● Exercise aim
Copy each line below exactly and leave the pictures out.

● Supplied material
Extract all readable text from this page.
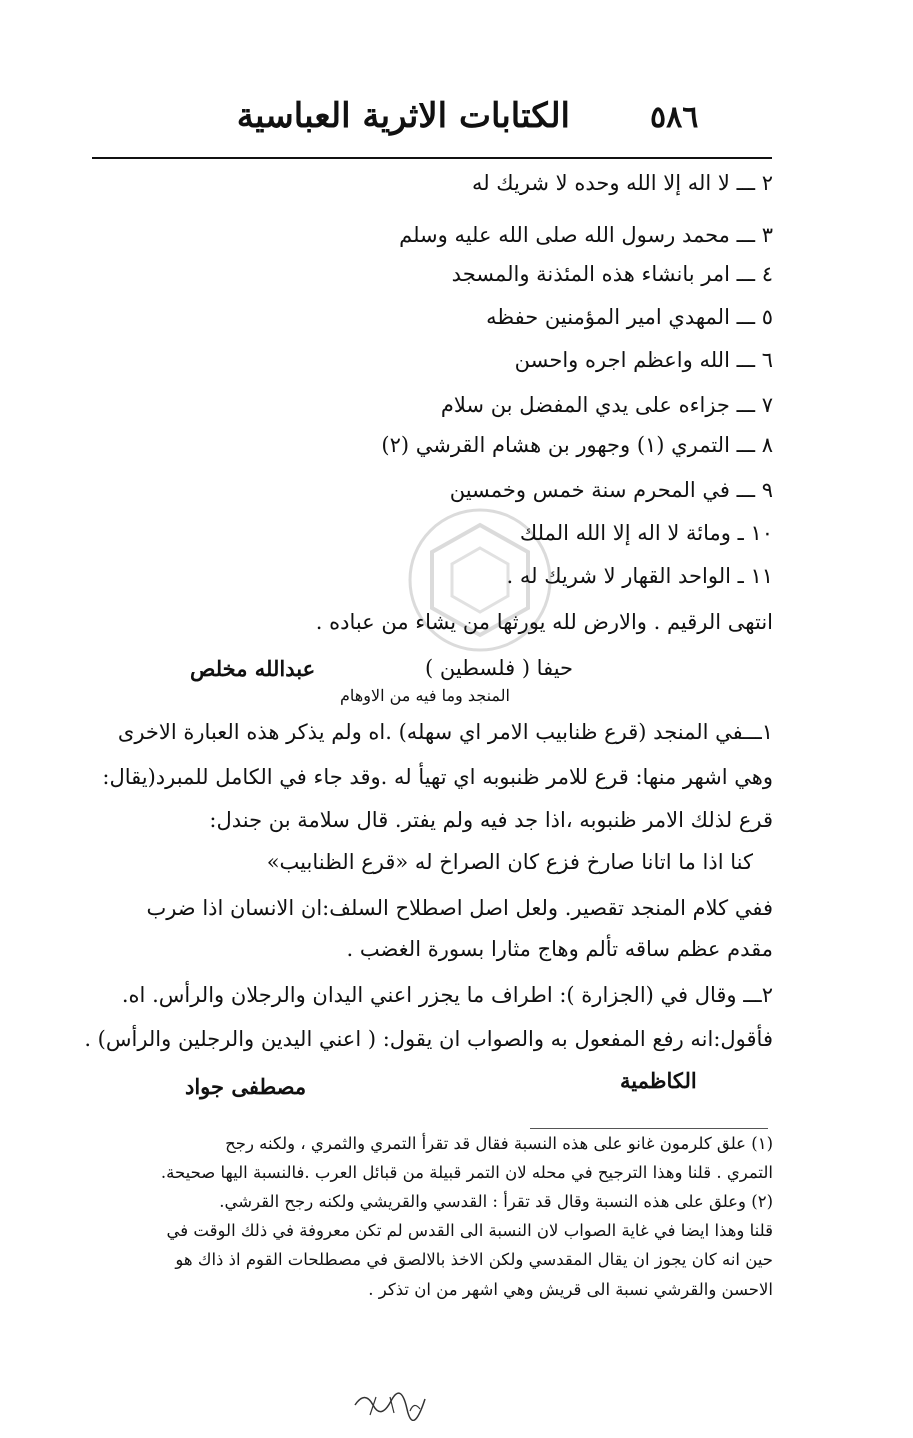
الكتابات الاثرية العباسية	٥٨٦
٢ ـــ لا اله إلا الله وحده لا شريك له
٣ ـــ محمد رسول الله صلى الله عليه وسلم
٤ ـــ امر بانشاء هذه المئذنة والمسجد
٥ ـــ المهدي امير المؤمنين حفظه
٦ ـــ الله واعظم اجره واحسن
٧ ـــ جزاءه على يدي المفضل بن سلام
٨ ـــ التمري (١) وجهور بن هشام القرشي (٢)
٩ ـــ في المحرم سنة خمس وخمسين
١٠ ـ ومائة لا اله إلا الله الملك
١١ ـ الواحد القهار لا شريك له .
انتهى الرقيم . والارض لله يورثها من يشاء من عباده .
عبدالله مخلص	حيفا ( فلسطين )
المنجد وما فيه من الاوهام
١ـــفي المنجد (قرع ظنابيب الامر اي سهله) .اه ولم يذكر هذه العبارة الاخرى
وهي اشهر منها: قرع للامر ظنبوبه اي تهيأ له .وقد جاء في الكامل للمبرد(يقال:
قرع لذلك الامر ظنبوبه ،اذا جد فيه ولم يفتر. قال سلامة بن جندل:
كنا اذا ما اتانا صارخ فزع كان الصراخ له «قرع الظنابيب»
ففي كلام المنجد تقصير. ولعل اصل اصطلاح السلف:ان الانسان اذا ضرب
مقدم عظم ساقه تألم وهاج مثارا بسورة الغضب .
٢ـــ وقال في (الجزارة ): اطراف ما يجزر اعني اليدان والرجلان والرأس. اه.
فأقول:انه رفع المفعول به والصواب ان يقول: ( اعني اليدين والرجلين والرأس) .
مصطفى جواد	الكاظمية
(١) علق كلرمون غانو على هذه النسبة فقال قد تقرأ التمري والثمري ، ولكنه رجح
التمري . قلنا وهذا الترجيح في محله لان التمر قبيلة من قبائل العرب .فالنسبة اليها صحيحة.
(٢) وعلق على هذه النسبة وقال قد تقرأ : القدسي والقريشي ولكنه رجح القرشي.
قلنا وهذا ايضا في غاية الصواب لان النسبة الى القدس لم تكن معروفة في ذلك الوقت في
حين انه كان يجوز ان يقال المقدسي ولكن الاخذ بالالصق في مصطلحات القوم اذ ذاك هو
الاحسن والقرشي نسبة الى قريش وهي اشهر من ان تذكر .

● Final answer
Extract all readable text from this page.
الكتابات الاثرية العباسية	٥٨٦
٢ ـــ لا اله إلا الله وحده لا شريك له
٣ ـــ محمد رسول الله صلى الله عليه وسلم
٤ ـــ امر بانشاء هذه المئذنة والمسجد
٥ ـــ المهدي امير المؤمنين حفظه
٦ ـــ الله واعظم اجره واحسن
٧ ـــ جزاءه على يدي المفضل بن سلام
٨ ـــ التمري (١) وجهور بن هشام القرشي (٢)
٩ ـــ في المحرم سنة خمس وخمسين
١٠ ـ ومائة لا اله إلا الله الملك
١١ ـ الواحد القهار لا شريك له .
انتهى الرقيم . والارض لله يورثها من يشاء من عباده .
عبدالله مخلص	حيفا ( فلسطين )
المنجد وما فيه من الاوهام
١ـــفي المنجد (قرع ظنابيب الامر اي سهله) .اه ولم يذكر هذه العبارة الاخرى
وهي اشهر منها: قرع للامر ظنبوبه اي تهيأ له .وقد جاء في الكامل للمبرد(يقال:
قرع لذلك الامر ظنبوبه ،اذا جد فيه ولم يفتر. قال سلامة بن جندل:
كنا اذا ما اتانا صارخ فزع كان الصراخ له «قرع الظنابيب»
ففي كلام المنجد تقصير. ولعل اصل اصطلاح السلف:ان الانسان اذا ضرب
مقدم عظم ساقه تألم وهاج مثارا بسورة الغضب .
٢ـــ وقال في (الجزارة ): اطراف ما يجزر اعني اليدان والرجلان والرأس. اه.
فأقول:انه رفع المفعول به والصواب ان يقول: ( اعني اليدين والرجلين والرأس) .
مصطفى جواد	الكاظمية
(١) علق كلرمون غانو على هذه النسبة فقال قد تقرأ التمري والثمري ، ولكنه رجح
التمري . قلنا وهذا الترجيح في محله لان التمر قبيلة من قبائل العرب .فالنسبة اليها صحيحة.
(٢) وعلق على هذه النسبة وقال قد تقرأ : القدسي والقريشي ولكنه رجح القرشي.
قلنا وهذا ايضا في غاية الصواب لان النسبة الى القدس لم تكن معروفة في ذلك الوقت في
حين انه كان يجوز ان يقال المقدسي ولكن الاخذ بالالصق في مصطلحات القوم اذ ذاك هو
الاحسن والقرشي نسبة الى قريش وهي اشهر من ان تذكر .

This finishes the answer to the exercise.